* Отрывок:
Книжно-Газетный Киоск


Череп Дон Жуана

Посмотрели с женой моей видео — Михаил Козаков читает Бродского и Мандельштама…
Мы с Надей насквозь изностальгировались. Потому как с Козаковым у нас был связан заметный кусок жизни.
В 1977 году я договорился о выступлении тогда еще студенческого самодеятельного Трио Меридиан, в котором пела моя жена Надя, в концертной гостиной московского Дома актера. Кто не помнит — он тогда располагался на площади Пушкина и славился не только замечательным рестораном, но и недурными творческими вечерами.
Никому не известных ивановцев в знаменитом Доме актера встретили с опаской, настороженно. Но и не без любопытства.

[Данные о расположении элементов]
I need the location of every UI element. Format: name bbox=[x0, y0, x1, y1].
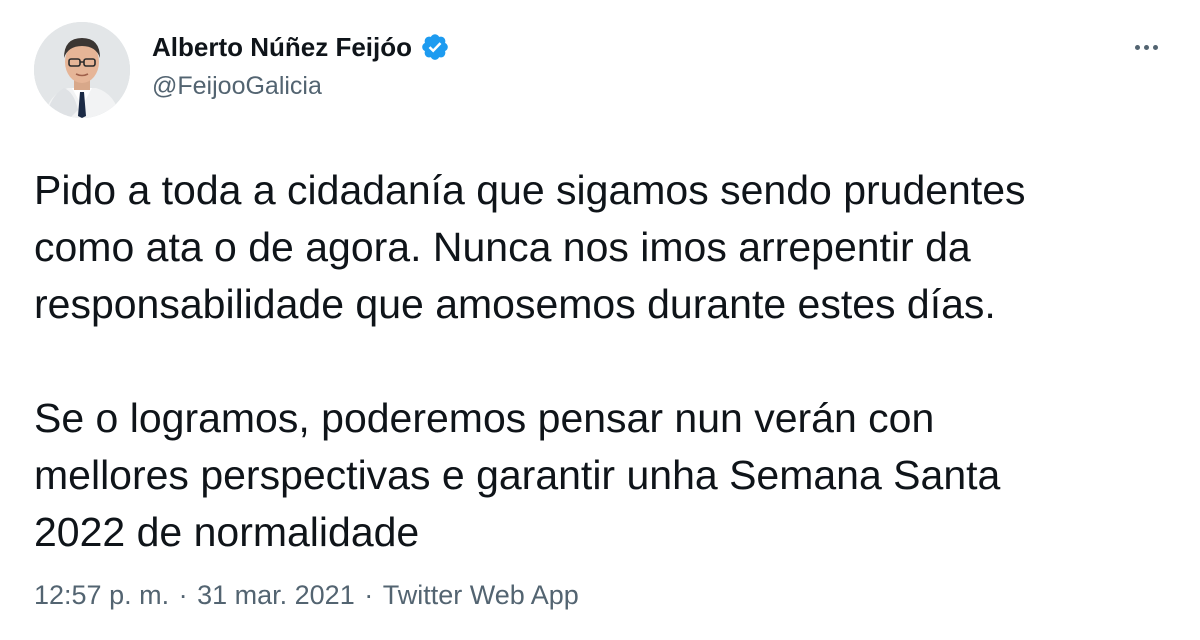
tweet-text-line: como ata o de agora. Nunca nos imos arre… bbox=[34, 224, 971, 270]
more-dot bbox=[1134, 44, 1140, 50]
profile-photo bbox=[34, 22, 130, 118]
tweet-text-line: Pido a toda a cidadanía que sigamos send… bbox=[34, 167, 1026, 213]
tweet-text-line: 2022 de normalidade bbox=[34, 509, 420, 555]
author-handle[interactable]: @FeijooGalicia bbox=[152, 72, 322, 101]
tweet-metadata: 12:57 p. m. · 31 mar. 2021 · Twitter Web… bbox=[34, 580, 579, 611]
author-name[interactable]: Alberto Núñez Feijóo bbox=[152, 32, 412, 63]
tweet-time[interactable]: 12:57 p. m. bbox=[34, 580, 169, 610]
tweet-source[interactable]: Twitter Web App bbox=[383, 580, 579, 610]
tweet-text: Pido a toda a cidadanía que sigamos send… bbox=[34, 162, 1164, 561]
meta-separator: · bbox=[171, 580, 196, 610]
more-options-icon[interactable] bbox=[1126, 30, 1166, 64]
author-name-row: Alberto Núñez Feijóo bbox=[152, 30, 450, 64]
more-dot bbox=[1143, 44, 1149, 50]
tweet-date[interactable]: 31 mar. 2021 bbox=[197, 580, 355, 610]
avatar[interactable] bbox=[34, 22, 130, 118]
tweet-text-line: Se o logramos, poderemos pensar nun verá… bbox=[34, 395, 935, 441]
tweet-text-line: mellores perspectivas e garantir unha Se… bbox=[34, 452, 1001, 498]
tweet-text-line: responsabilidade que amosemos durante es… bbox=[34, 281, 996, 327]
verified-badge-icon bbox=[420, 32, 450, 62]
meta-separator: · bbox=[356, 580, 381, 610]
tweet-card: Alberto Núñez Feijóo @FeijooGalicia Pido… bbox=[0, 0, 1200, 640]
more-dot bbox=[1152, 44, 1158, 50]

* Задачи и задания:
1. Где, согласно отрывку, в те годы располагался московский Дом актера?
2. Перепишите нумерованным списком строки записей, начиная со строки, где есть «tweet-text-line: como ata», и заканчивая строкой, где есть «tweet-text-line: 2022 de».
Текст и записи — самостоятельные материалы, никак не связанные друг с другом.

* Ответы по порядку:
1. На площади Пушкина.

2.
1. tweet-text-line: como ata o de agora. Nunca nos imos arre… bbox=[34, 224, 971, 270]
2. more-dot bbox=[1134, 44, 1140, 50]
3. profile-photo bbox=[34, 22, 130, 118]
4. tweet-text-line: Pido a toda a cidadanía que sigamos send… bbox=[34, 167, 1026, 213]
5. tweet-text-line: 2022 de normalidade bbox=[34, 509, 420, 555]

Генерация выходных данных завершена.